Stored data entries
[start]

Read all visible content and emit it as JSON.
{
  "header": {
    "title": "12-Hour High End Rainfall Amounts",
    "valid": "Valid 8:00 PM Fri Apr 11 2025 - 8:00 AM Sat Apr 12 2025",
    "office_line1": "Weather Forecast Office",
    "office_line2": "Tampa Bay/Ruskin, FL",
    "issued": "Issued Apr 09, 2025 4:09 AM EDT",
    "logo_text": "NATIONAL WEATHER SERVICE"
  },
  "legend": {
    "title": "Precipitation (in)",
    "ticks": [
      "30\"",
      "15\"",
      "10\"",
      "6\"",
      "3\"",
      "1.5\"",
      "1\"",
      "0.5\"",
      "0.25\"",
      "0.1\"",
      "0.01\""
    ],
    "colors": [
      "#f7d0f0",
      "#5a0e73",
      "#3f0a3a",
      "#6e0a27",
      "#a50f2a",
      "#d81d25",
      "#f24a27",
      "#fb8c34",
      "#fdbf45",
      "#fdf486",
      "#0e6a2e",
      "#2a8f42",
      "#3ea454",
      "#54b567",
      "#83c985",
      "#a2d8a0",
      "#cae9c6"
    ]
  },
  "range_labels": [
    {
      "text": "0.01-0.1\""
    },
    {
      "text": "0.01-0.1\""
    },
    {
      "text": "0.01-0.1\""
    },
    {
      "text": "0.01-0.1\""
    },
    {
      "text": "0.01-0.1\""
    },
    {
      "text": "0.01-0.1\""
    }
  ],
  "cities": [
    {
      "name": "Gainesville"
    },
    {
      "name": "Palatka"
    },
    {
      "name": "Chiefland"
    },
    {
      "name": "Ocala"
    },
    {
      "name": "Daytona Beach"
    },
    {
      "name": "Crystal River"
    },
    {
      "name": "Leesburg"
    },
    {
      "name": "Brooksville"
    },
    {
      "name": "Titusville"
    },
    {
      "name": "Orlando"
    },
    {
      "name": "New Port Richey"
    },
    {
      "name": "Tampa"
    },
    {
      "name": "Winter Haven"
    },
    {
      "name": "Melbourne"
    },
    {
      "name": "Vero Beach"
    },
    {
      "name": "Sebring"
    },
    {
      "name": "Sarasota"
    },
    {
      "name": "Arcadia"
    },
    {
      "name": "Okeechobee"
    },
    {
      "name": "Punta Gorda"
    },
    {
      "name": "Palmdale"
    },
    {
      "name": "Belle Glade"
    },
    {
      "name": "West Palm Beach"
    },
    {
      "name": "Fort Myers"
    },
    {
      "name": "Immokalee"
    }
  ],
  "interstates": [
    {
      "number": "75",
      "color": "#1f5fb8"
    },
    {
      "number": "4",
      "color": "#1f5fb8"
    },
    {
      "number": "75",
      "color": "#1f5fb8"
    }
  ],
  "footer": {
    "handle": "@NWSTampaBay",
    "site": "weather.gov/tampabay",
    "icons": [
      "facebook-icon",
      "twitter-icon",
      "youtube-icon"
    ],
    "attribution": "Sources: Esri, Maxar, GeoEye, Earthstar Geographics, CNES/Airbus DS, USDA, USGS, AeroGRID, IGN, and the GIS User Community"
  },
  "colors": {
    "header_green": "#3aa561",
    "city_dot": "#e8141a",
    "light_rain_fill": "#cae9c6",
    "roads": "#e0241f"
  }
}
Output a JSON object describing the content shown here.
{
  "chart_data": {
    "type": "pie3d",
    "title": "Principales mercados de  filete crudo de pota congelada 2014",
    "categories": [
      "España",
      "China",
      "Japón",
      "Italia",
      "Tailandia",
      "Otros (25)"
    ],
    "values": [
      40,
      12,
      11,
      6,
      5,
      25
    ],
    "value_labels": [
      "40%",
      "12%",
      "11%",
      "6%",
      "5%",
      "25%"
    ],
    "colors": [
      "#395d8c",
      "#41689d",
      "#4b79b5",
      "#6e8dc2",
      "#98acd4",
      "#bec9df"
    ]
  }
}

[end]

TASK DETAILS
Look through the data above. Each line containing the word "title" needs to be copied.

RESULT OF THIS EXERCISE
    "title": "12-Hour High End Rainfall Amounts",
    "title": "Precipitation (in)",
    "title": "Principales mercados de  filete crudo de pota congelada 2014",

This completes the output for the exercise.